Input records.
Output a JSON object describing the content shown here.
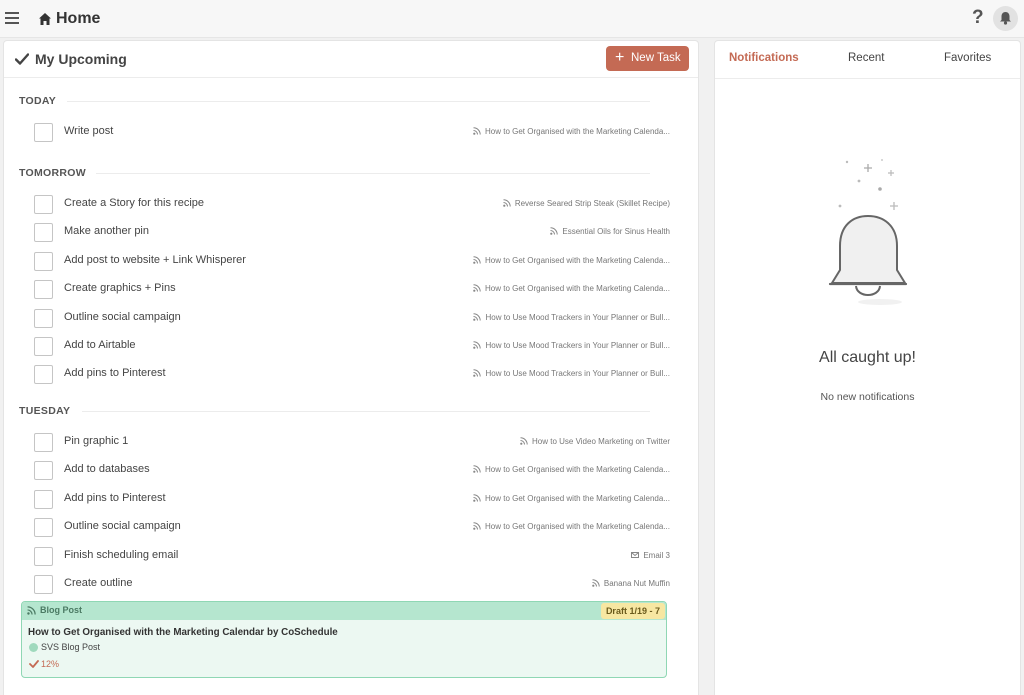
{
  "header": {
    "title": "Home",
    "help_label": "?"
  },
  "upcoming": {
    "title": "My Upcoming",
    "new_task_plus": "+",
    "new_task_label": "New Task",
    "sections": [
      {
        "label": "TODAY",
        "tasks": [
          {
            "title": "Write post",
            "link": "How to Get Organised with the Marketing Calenda..."
          }
        ]
      },
      {
        "label": "TOMORROW",
        "tasks": [
          {
            "title": "Create a Story for this recipe",
            "link": "Reverse Seared Strip Steak (Skillet Recipe)"
          },
          {
            "title": "Make another pin",
            "link": "Essential Oils for Sinus Health"
          },
          {
            "title": "Add post to website + Link Whisperer",
            "link": "How to Get Organised with the Marketing Calenda..."
          },
          {
            "title": "Create graphics + Pins",
            "link": "How to Get Organised with the Marketing Calenda..."
          },
          {
            "title": "Outline social campaign",
            "link": "How to Use Mood Trackers in Your Planner or Bull..."
          },
          {
            "title": "Add to Airtable",
            "link": "How to Use Mood Trackers in Your Planner or Bull..."
          },
          {
            "title": "Add pins to Pinterest",
            "link": "How to Use Mood Trackers in Your Planner or Bull..."
          }
        ]
      },
      {
        "label": "TUESDAY",
        "tasks": [
          {
            "title": "Pin graphic 1",
            "link": "How to Use Video Marketing on Twitter"
          },
          {
            "title": "Add to databases",
            "link": "How to Get Organised with the Marketing Calenda..."
          },
          {
            "title": "Add pins to Pinterest",
            "link": "How to Get Organised with the Marketing Calenda..."
          },
          {
            "title": "Outline social campaign",
            "link": "How to Get Organised with the Marketing Calenda..."
          },
          {
            "title": "Finish scheduling email",
            "link": "Email 3",
            "icon": "email-icon"
          },
          {
            "title": "Create outline",
            "link": "Banana Nut Muffin"
          }
        ]
      }
    ],
    "blog_card": {
      "type": "Blog Post",
      "status": "Draft",
      "date": "1/19 - 7",
      "title": "How to Get Organised with the Marketing Calendar by CoSchedule",
      "project": "SVS Blog Post",
      "progress": "12%"
    }
  },
  "notifications": {
    "tabs": [
      "Notifications",
      "Recent",
      "Favorites"
    ],
    "active_tab": "Notifications",
    "empty_title": "All caught up!",
    "empty_subtitle": "No new notifications"
  },
  "colors": {
    "accent": "#c46a54",
    "blog_green": "#b5e6cf",
    "draft_yellow": "#f7e7a2"
  },
  "icons": [
    "menu-icon",
    "home-icon",
    "help-icon",
    "bell-icon",
    "check-icon",
    "plus-icon",
    "feed-icon",
    "email-icon"
  ]
}
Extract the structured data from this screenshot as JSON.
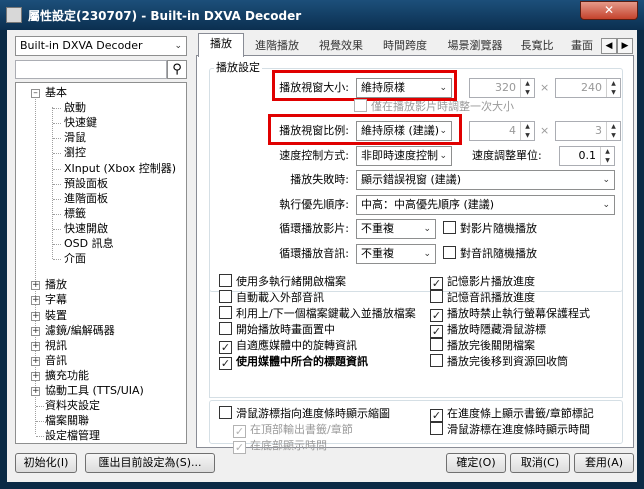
{
  "window": {
    "title": "屬性設定(230707) - Built-in DXVA Decoder",
    "close_label": "✕"
  },
  "filter_select": {
    "value": "Built-in DXVA Decoder"
  },
  "search": {
    "placeholder": "",
    "icon": "magnifier-icon"
  },
  "tree": {
    "root": "基本",
    "children": [
      "啟動",
      "快速鍵",
      "滑鼠",
      "瀏控",
      "XInput (Xbox 控制器)",
      "預設面板",
      "進階面板",
      "標籤",
      "快速開啟",
      "OSD 訊息",
      "介面"
    ],
    "sections": [
      "播放",
      "字幕",
      "裝置",
      "濾鏡/編解碼器",
      "視訊",
      "音訊",
      "擴充功能",
      "協動工具 (TTS/UIA)",
      "資料夾設定",
      "檔案關聯",
      "設定檔管理"
    ]
  },
  "tabs": [
    "播放",
    "進階播放",
    "視覺效果",
    "時間跨度",
    "場景瀏覽器",
    "長寬比",
    "畫面"
  ],
  "playback": {
    "group_title": "播放設定",
    "window_size_label": "播放視窗大小:",
    "window_size_value": "維持原樣",
    "width": "320",
    "height": "240",
    "times": "×",
    "adjust_once_label": "僅在播放影片時調整一次大小",
    "aspect_label": "播放視窗比例:",
    "aspect_value": "維持原樣 (建議)",
    "aspect_w": "4",
    "aspect_h": "3",
    "speed_label": "速度控制方式:",
    "speed_value": "非即時速度控制",
    "speed_unit_label": "速度調整單位:",
    "speed_unit_value": "0.1",
    "fail_label": "播放失敗時:",
    "fail_value": "顯示錯誤視窗 (建議)",
    "priority_label": "執行優先順序:",
    "priority_value": "中高：中高優先順序 (建議)",
    "loop_video_label": "循環播放影片:",
    "loop_video_value": "不重複",
    "shuffle_video_label": "對影片隨機播放",
    "loop_audio_label": "循環播放音訊:",
    "loop_audio_value": "不重複",
    "shuffle_audio_label": "對音訊隨機播放"
  },
  "options_left": [
    {
      "label": "使用多執行緒開啟檔案",
      "checked": false
    },
    {
      "label": "自動載入外部音訊",
      "checked": false
    },
    {
      "label": "利用上/下一個檔案鍵載入並播放檔案",
      "checked": false
    },
    {
      "label": "開始播放時畫面置中",
      "checked": false
    },
    {
      "label": "自適應媒體中的旋轉資訊",
      "checked": true
    },
    {
      "label": "使用媒體中所合的標題資訊",
      "checked": true
    }
  ],
  "options_right": [
    {
      "label": "記憶影片播放進度",
      "checked": true
    },
    {
      "label": "記憶音訊播放進度",
      "checked": false
    },
    {
      "label": "播放時禁止執行螢幕保護程式",
      "checked": true
    },
    {
      "label": "播放時隱藏滑鼠游標",
      "checked": true
    },
    {
      "label": "播放完後關閉檔案",
      "checked": false
    },
    {
      "label": "播放完後移到資源回收筒",
      "checked": false
    }
  ],
  "seek_left": {
    "main": "滑鼠游標指向進度條時顯示縮圖",
    "sub1": "在頂部輸出書籤/章節",
    "sub2": "在底部顯示時間"
  },
  "seek_right": {
    "opt1": "在進度條上顯示書籤/章節標記",
    "opt2": "滑鼠游標在進度條時顯示時間"
  },
  "footer": {
    "initialize": "初始化(I)",
    "export": "匯出目前設定為(S)...",
    "ok": "確定(O)",
    "cancel": "取消(C)",
    "apply": "套用(A)"
  },
  "colors": {
    "highlight": "#e00000",
    "title_bar": "#0b2f50"
  }
}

What you are asked to do.
Check each line of the records for the string "this" and state how many lines contain it. Give only the number.

Final result.
2